» **Exercise goal**:
Lines containing the word "Absence" are to be located and copied.

::::::::::

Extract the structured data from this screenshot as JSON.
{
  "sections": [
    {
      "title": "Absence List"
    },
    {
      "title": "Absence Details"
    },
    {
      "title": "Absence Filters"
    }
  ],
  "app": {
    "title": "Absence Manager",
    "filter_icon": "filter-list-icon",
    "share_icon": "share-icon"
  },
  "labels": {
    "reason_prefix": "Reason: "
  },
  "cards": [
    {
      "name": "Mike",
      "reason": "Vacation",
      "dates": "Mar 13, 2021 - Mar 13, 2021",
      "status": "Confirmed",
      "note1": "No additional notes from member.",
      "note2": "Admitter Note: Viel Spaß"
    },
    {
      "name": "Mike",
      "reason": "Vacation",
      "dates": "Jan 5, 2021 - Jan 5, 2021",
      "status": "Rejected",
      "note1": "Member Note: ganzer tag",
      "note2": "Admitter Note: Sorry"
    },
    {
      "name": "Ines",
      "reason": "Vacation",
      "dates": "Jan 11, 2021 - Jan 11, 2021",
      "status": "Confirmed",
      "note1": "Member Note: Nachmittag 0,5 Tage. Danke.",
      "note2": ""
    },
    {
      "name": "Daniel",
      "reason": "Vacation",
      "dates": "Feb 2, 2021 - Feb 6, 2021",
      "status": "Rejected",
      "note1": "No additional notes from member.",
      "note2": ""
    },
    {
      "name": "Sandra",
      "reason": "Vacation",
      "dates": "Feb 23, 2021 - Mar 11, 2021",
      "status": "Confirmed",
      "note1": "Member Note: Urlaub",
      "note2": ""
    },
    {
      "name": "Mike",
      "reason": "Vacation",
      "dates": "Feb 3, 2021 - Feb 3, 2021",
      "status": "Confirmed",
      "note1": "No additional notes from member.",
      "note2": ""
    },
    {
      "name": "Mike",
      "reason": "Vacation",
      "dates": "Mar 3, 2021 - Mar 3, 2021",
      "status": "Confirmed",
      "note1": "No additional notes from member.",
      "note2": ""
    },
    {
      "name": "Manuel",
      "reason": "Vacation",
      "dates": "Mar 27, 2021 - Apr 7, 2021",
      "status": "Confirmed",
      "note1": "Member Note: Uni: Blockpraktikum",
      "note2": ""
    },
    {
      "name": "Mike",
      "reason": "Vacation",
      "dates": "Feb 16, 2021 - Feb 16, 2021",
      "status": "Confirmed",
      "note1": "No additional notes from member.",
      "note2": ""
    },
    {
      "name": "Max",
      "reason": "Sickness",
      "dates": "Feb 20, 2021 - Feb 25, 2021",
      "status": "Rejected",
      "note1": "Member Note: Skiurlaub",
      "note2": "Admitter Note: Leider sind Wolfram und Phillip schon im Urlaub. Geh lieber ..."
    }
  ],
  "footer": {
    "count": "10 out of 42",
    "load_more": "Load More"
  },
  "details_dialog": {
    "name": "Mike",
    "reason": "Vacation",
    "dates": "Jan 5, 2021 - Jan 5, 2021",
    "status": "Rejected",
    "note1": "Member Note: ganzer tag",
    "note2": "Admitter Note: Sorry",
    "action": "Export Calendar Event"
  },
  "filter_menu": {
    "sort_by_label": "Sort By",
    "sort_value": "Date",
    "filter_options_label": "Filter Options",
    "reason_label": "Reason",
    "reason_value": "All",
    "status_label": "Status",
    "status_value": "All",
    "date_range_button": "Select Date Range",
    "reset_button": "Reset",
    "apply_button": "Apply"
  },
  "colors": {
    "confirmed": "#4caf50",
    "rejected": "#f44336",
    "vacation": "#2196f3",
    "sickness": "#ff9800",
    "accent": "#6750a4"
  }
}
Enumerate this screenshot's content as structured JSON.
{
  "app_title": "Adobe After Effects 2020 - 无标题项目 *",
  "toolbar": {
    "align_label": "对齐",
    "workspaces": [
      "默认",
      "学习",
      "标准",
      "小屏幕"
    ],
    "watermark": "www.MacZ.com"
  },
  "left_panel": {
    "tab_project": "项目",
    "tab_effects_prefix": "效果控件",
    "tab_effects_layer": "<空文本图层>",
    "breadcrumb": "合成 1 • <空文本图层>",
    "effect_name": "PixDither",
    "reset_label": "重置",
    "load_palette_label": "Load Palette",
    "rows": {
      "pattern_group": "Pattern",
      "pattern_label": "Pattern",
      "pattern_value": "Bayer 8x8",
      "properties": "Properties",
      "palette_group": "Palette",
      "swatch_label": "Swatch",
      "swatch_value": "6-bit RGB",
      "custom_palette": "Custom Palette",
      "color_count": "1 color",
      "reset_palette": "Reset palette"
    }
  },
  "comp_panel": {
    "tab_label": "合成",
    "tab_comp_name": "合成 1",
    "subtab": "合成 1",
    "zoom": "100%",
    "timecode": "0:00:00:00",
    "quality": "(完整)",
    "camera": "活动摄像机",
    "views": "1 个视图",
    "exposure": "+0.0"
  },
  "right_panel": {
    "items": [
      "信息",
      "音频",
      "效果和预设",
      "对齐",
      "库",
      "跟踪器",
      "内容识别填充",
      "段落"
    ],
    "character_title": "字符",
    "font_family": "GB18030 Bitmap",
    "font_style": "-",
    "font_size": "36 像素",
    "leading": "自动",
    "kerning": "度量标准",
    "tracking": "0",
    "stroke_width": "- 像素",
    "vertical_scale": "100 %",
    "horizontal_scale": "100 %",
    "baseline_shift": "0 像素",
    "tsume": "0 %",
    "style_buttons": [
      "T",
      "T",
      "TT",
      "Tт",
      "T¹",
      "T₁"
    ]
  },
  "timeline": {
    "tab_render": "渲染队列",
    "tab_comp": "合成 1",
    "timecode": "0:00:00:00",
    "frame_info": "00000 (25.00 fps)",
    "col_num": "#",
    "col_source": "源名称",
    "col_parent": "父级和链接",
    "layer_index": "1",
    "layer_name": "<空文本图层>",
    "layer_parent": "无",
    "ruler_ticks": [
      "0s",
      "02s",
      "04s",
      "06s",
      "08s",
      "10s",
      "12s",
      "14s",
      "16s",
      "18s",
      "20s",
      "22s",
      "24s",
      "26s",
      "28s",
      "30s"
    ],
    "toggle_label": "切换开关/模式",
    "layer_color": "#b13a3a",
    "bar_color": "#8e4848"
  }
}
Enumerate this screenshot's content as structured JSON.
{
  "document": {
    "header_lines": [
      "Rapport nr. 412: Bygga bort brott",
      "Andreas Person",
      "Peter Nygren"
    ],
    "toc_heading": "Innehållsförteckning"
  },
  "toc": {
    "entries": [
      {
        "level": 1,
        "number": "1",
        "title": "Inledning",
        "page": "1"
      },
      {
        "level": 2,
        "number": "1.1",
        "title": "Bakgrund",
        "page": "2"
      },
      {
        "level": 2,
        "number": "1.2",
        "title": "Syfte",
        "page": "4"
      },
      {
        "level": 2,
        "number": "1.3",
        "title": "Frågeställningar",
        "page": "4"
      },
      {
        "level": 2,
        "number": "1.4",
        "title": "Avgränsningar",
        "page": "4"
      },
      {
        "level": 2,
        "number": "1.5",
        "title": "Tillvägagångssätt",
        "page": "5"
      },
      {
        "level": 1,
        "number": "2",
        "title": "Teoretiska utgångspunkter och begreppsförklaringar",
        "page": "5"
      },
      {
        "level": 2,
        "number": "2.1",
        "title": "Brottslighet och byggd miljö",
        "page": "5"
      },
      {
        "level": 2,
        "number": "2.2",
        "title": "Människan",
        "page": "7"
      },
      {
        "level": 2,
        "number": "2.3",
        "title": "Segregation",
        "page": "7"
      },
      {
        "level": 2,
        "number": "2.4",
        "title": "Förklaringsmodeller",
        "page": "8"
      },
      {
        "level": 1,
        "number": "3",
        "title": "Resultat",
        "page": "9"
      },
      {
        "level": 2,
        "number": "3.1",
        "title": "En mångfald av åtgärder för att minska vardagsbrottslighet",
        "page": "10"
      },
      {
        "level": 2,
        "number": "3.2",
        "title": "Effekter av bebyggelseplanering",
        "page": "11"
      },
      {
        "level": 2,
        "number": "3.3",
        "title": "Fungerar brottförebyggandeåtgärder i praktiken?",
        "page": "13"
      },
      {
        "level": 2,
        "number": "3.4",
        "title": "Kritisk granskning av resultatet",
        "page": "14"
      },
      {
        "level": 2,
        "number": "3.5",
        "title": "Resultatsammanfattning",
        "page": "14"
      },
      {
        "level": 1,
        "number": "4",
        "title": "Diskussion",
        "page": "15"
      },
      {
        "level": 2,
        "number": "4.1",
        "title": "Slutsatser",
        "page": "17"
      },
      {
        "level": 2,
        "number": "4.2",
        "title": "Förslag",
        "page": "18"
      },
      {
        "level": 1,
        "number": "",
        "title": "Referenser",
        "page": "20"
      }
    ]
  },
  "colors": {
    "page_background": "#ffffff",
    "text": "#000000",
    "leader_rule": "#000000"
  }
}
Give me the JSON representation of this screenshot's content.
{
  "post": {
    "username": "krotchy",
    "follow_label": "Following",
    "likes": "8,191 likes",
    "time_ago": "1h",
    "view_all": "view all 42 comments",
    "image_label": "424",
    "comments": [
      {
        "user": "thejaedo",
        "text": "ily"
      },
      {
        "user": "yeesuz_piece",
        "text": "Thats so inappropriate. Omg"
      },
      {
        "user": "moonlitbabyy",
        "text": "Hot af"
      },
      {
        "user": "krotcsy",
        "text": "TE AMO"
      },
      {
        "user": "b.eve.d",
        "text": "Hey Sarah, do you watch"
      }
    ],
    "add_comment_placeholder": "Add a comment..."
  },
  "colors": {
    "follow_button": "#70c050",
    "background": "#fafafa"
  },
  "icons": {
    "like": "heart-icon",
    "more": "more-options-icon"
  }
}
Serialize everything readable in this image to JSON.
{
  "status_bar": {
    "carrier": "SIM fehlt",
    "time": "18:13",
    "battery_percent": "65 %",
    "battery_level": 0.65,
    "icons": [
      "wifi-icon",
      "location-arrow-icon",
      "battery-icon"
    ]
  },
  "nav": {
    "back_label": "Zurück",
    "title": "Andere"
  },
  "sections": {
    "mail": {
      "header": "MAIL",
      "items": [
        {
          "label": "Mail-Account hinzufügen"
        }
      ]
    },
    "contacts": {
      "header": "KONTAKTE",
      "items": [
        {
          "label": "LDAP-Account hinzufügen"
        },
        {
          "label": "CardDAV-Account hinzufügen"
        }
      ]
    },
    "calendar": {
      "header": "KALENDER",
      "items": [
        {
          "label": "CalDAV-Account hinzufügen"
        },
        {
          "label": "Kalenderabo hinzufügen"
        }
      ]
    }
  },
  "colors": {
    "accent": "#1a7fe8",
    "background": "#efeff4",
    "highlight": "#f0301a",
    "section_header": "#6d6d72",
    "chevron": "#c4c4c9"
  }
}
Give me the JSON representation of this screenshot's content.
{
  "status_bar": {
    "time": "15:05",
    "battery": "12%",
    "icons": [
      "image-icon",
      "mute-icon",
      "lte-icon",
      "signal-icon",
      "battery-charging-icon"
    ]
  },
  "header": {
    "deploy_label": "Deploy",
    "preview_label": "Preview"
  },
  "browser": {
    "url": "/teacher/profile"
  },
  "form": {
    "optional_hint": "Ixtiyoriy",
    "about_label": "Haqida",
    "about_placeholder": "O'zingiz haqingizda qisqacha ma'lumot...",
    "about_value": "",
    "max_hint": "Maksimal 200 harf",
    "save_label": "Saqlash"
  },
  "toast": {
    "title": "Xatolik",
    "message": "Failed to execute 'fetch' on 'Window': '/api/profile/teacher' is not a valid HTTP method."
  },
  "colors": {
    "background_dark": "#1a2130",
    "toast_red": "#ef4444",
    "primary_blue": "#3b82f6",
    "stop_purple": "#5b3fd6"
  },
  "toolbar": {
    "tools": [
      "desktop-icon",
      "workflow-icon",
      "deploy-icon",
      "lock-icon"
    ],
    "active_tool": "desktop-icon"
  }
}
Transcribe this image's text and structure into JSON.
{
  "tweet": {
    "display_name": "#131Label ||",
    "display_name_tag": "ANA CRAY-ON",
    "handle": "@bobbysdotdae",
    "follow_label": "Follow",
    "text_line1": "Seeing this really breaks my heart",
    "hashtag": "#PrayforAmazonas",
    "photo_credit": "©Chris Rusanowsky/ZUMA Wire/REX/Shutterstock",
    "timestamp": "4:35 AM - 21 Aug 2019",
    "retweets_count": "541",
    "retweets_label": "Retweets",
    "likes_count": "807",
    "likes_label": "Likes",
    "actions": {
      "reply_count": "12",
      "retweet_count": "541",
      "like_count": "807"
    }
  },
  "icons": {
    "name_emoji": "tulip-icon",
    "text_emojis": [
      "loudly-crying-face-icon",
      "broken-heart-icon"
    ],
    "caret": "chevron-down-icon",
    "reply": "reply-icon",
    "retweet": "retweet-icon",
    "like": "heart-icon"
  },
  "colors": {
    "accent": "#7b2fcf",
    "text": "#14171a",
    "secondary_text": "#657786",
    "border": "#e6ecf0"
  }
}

::::::::::

» **Written solution**:
      "title": "Absence List"
      "title": "Absence Details"
      "title": "Absence Filters"
    "title": "Absence Manager",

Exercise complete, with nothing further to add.